[Data items]
>> Start
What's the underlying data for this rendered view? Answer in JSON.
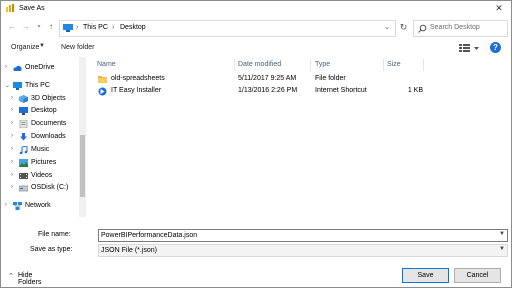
{
  "window": {
    "title": "Save As"
  },
  "nav": {
    "address": {
      "root": "This PC",
      "folder": "Desktop"
    },
    "search_placeholder": "Search Desktop"
  },
  "toolbar": {
    "organize": "Organize",
    "new_folder": "New folder"
  },
  "sidebar": {
    "items": [
      {
        "label": "OneDrive",
        "icon": "cloud-icon"
      },
      {
        "label": "This PC",
        "icon": "computer-icon"
      },
      {
        "label": "3D Objects",
        "icon": "cube-icon"
      },
      {
        "label": "Desktop",
        "icon": "desktop-icon"
      },
      {
        "label": "Documents",
        "icon": "documents-icon"
      },
      {
        "label": "Downloads",
        "icon": "downloads-icon"
      },
      {
        "label": "Music",
        "icon": "music-icon"
      },
      {
        "label": "Pictures",
        "icon": "pictures-icon"
      },
      {
        "label": "Videos",
        "icon": "videos-icon"
      },
      {
        "label": "OSDisk (C:)",
        "icon": "drive-icon"
      },
      {
        "label": "Network",
        "icon": "network-icon"
      }
    ]
  },
  "file_list": {
    "columns": {
      "name": "Name",
      "date": "Date modified",
      "type": "Type",
      "size": "Size"
    },
    "rows": [
      {
        "name": "old-spreadsheets",
        "date": "5/11/2017 9:25 AM",
        "type": "File folder",
        "size": "",
        "icon": "folder-icon"
      },
      {
        "name": "IT Easy Installer",
        "date": "1/13/2016 2:26 PM",
        "type": "Internet Shortcut",
        "size": "1 KB",
        "icon": "shortcut-icon"
      }
    ]
  },
  "form": {
    "file_name_label": "File name:",
    "file_name_value": "PowerBIPerformanceData.json",
    "save_type_label": "Save as type:",
    "save_type_value": "JSON File (*.json)"
  },
  "footer": {
    "hide_folders": "Hide Folders",
    "save": "Save",
    "cancel": "Cancel"
  },
  "colors": {
    "accent": "#0078d7",
    "folder": "#e8b84a",
    "header_text": "#4c607a"
  }
}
>> End
[Stated goal]
Identify all lines in the records above with the word "date".

[Solution for this problem]
      "date": "Date modified",
        "date": "5/11/2017 9:25 AM",
        "date": "1/13/2016 2:26 PM",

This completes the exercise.